§ **TASK REQUIREMENTS**:
Where a line of the material contains the string "text", copy that line.

§ **RECORDS**:
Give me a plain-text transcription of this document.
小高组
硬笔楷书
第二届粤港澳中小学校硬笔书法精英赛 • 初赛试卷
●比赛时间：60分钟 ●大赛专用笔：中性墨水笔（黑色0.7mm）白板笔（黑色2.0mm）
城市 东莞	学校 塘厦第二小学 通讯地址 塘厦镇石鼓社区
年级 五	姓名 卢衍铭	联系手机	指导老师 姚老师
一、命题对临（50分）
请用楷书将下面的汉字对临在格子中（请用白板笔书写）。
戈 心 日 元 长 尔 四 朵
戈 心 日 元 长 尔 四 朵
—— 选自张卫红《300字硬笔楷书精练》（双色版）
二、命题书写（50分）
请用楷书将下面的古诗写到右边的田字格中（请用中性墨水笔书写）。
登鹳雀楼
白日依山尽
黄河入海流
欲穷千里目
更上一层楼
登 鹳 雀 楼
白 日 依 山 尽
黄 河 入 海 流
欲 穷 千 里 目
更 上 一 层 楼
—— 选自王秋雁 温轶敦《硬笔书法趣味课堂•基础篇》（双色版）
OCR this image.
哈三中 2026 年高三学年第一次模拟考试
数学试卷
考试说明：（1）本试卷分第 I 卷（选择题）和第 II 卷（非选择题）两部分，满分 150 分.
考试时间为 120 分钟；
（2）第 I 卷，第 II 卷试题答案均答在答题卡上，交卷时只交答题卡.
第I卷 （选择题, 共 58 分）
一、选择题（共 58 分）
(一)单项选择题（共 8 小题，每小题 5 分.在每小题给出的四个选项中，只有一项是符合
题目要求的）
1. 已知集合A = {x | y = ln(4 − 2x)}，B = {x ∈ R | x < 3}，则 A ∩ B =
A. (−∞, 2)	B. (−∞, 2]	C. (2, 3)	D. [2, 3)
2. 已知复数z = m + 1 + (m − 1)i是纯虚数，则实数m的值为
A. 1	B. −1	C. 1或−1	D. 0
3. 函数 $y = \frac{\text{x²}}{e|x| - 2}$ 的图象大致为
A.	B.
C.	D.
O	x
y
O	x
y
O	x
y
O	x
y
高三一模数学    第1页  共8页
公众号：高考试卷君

§ **EXERCISE ANSWER**:
Give me a plain-text transcription of this document.
3. 函数 $y = \frac{\text{x²}}{e|x| - 2}$ 的图象大致为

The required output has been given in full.